* **Exercise aim**
Write out each line beneath this one exactly as it reads.

----- Given entries

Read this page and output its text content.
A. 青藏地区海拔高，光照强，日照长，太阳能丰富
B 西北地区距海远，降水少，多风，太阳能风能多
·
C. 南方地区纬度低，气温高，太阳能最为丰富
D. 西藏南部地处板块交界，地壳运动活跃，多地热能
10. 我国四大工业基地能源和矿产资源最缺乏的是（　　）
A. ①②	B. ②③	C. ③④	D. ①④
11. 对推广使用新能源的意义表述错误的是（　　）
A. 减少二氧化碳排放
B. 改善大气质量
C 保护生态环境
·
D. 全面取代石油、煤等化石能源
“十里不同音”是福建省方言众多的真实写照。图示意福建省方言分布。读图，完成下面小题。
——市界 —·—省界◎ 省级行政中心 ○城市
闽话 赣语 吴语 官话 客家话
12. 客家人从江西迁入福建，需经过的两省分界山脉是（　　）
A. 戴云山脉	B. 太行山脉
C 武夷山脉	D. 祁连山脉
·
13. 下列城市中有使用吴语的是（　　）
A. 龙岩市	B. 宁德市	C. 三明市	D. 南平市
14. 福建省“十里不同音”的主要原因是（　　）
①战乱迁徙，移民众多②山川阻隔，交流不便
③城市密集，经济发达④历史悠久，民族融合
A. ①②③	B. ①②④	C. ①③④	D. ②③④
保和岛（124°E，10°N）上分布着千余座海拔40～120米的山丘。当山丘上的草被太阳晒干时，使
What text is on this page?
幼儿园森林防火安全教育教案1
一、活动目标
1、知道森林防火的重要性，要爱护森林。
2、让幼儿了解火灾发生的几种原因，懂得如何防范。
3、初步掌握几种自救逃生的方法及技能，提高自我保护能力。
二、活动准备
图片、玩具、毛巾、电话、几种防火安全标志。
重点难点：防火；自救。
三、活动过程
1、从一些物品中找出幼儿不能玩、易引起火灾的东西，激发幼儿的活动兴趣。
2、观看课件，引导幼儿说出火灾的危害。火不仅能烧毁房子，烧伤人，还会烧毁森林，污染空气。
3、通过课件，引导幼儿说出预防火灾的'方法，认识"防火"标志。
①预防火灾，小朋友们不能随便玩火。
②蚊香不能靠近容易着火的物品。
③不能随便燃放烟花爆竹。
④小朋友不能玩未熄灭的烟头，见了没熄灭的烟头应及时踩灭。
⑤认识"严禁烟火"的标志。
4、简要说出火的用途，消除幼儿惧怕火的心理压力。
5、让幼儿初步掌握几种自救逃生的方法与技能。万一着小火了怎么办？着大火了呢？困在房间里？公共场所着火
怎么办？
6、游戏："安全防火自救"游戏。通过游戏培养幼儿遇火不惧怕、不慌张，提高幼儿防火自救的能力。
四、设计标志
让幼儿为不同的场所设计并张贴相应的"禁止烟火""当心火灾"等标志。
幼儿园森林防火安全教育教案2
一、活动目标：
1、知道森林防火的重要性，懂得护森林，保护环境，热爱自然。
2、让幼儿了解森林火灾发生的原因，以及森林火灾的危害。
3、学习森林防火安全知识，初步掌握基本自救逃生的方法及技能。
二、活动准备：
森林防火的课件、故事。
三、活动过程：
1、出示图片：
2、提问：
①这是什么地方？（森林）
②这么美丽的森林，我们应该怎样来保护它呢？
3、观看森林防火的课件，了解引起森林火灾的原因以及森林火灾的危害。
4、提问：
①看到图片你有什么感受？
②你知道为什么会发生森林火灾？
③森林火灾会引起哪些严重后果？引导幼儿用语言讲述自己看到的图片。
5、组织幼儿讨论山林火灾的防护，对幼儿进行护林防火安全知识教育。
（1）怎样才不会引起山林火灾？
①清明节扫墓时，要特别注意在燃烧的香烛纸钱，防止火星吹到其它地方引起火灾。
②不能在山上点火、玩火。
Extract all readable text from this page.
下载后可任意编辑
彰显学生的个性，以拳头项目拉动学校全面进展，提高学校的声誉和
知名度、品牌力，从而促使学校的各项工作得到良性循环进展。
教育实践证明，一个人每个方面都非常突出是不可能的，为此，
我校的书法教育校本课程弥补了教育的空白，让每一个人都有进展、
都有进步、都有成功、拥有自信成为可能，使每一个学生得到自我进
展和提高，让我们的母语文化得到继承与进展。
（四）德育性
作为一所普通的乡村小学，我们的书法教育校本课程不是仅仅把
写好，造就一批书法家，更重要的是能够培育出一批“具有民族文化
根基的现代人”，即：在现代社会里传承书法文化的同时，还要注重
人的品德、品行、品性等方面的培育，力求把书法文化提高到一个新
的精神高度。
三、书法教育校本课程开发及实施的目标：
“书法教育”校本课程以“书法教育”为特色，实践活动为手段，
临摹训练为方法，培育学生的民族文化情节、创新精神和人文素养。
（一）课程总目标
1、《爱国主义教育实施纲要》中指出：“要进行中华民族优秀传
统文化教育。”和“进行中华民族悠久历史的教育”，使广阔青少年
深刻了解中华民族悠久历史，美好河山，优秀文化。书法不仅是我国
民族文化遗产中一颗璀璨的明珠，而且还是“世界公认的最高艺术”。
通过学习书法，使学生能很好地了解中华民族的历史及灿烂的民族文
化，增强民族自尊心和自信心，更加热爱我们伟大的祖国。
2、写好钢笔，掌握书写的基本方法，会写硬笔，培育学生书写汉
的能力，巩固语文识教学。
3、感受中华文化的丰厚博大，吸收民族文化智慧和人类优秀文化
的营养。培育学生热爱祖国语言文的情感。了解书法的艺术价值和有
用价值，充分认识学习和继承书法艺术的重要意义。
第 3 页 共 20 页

----------

* **Solution for this problem**
Read this page and output its text content.
A. 青藏地区海拔高，光照强，日照长，太阳能丰富
B 西北地区距海远，降水少，多风，太阳能风能多
·
C. 南方地区纬度低，气温高，太阳能最为丰富
D. 西藏南部地处板块交界，地壳运动活跃，多地热能
10. 我国四大工业基地能源和矿产资源最缺乏的是（　　）
A. ①②	B. ②③	C. ③④	D. ①④
11. 对推广使用新能源的意义表述错误的是（　　）
A. 减少二氧化碳排放
B. 改善大气质量
C 保护生态环境
·
D. 全面取代石油、煤等化石能源
“十里不同音”是福建省方言众多的真实写照。图示意福建省方言分布。读图，完成下面小题。
——市界 —·—省界◎ 省级行政中心 ○城市
闽话 赣语 吴语 官话 客家话
12. 客家人从江西迁入福建，需经过的两省分界山脉是（　　）
A. 戴云山脉	B. 太行山脉
C 武夷山脉	D. 祁连山脉
·
13. 下列城市中有使用吴语的是（　　）
A. 龙岩市	B. 宁德市	C. 三明市	D. 南平市
14. 福建省“十里不同音”的主要原因是（　　）
①战乱迁徙，移民众多②山川阻隔，交流不便
③城市密集，经济发达④历史悠久，民族融合
A. ①②③	B. ①②④	C. ①③④	D. ②③④
保和岛（124°E，10°N）上分布着千余座海拔40～120米的山丘。当山丘上的草被太阳晒干时，使
What text is on this page?
幼儿园森林防火安全教育教案1
一、活动目标
1、知道森林防火的重要性，要爱护森林。
2、让幼儿了解火灾发生的几种原因，懂得如何防范。
3、初步掌握几种自救逃生的方法及技能，提高自我保护能力。
二、活动准备
图片、玩具、毛巾、电话、几种防火安全标志。
重点难点：防火；自救。
三、活动过程
1、从一些物品中找出幼儿不能玩、易引起火灾的东西，激发幼儿的活动兴趣。
2、观看课件，引导幼儿说出火灾的危害。火不仅能烧毁房子，烧伤人，还会烧毁森林，污染空气。
3、通过课件，引导幼儿说出预防火灾的'方法，认识"防火"标志。
①预防火灾，小朋友们不能随便玩火。
②蚊香不能靠近容易着火的物品。
③不能随便燃放烟花爆竹。
④小朋友不能玩未熄灭的烟头，见了没熄灭的烟头应及时踩灭。
⑤认识"严禁烟火"的标志。
4、简要说出火的用途，消除幼儿惧怕火的心理压力。
5、让幼儿初步掌握几种自救逃生的方法与技能。万一着小火了怎么办？着大火了呢？困在房间里？公共场所着火
怎么办？
6、游戏："安全防火自救"游戏。通过游戏培养幼儿遇火不惧怕、不慌张，提高幼儿防火自救的能力。
四、设计标志
让幼儿为不同的场所设计并张贴相应的"禁止烟火""当心火灾"等标志。
幼儿园森林防火安全教育教案2
一、活动目标：
1、知道森林防火的重要性，懂得护森林，保护环境，热爱自然。
2、让幼儿了解森林火灾发生的原因，以及森林火灾的危害。
3、学习森林防火安全知识，初步掌握基本自救逃生的方法及技能。
二、活动准备：
森林防火的课件、故事。
三、活动过程：
1、出示图片：
2、提问：
①这是什么地方？（森林）
②这么美丽的森林，我们应该怎样来保护它呢？
3、观看森林防火的课件，了解引起森林火灾的原因以及森林火灾的危害。
4、提问：
①看到图片你有什么感受？
②你知道为什么会发生森林火灾？
③森林火灾会引起哪些严重后果？引导幼儿用语言讲述自己看到的图片。
5、组织幼儿讨论山林火灾的防护，对幼儿进行护林防火安全知识教育。
（1）怎样才不会引起山林火灾？
①清明节扫墓时，要特别注意在燃烧的香烛纸钱，防止火星吹到其它地方引起火灾。
②不能在山上点火、玩火。
Extract all readable text from this page.
下载后可任意编辑
彰显学生的个性，以拳头项目拉动学校全面进展，提高学校的声誉和
知名度、品牌力，从而促使学校的各项工作得到良性循环进展。
教育实践证明，一个人每个方面都非常突出是不可能的，为此，
我校的书法教育校本课程弥补了教育的空白，让每一个人都有进展、
都有进步、都有成功、拥有自信成为可能，使每一个学生得到自我进
展和提高，让我们的母语文化得到继承与进展。
（四）德育性
作为一所普通的乡村小学，我们的书法教育校本课程不是仅仅把
写好，造就一批书法家，更重要的是能够培育出一批“具有民族文化
根基的现代人”，即：在现代社会里传承书法文化的同时，还要注重
人的品德、品行、品性等方面的培育，力求把书法文化提高到一个新
的精神高度。
三、书法教育校本课程开发及实施的目标：
“书法教育”校本课程以“书法教育”为特色，实践活动为手段，
临摹训练为方法，培育学生的民族文化情节、创新精神和人文素养。
（一）课程总目标
1、《爱国主义教育实施纲要》中指出：“要进行中华民族优秀传
统文化教育。”和“进行中华民族悠久历史的教育”，使广阔青少年
深刻了解中华民族悠久历史，美好河山，优秀文化。书法不仅是我国
民族文化遗产中一颗璀璨的明珠，而且还是“世界公认的最高艺术”。
通过学习书法，使学生能很好地了解中华民族的历史及灿烂的民族文
化，增强民族自尊心和自信心，更加热爱我们伟大的祖国。
2、写好钢笔，掌握书写的基本方法，会写硬笔，培育学生书写汉
的能力，巩固语文识教学。
3、感受中华文化的丰厚博大，吸收民族文化智慧和人类优秀文化
的营养。培育学生热爱祖国语言文的情感。了解书法的艺术价值和有
用价值，充分认识学习和继承书法艺术的重要意义。
第 3 页 共 20 页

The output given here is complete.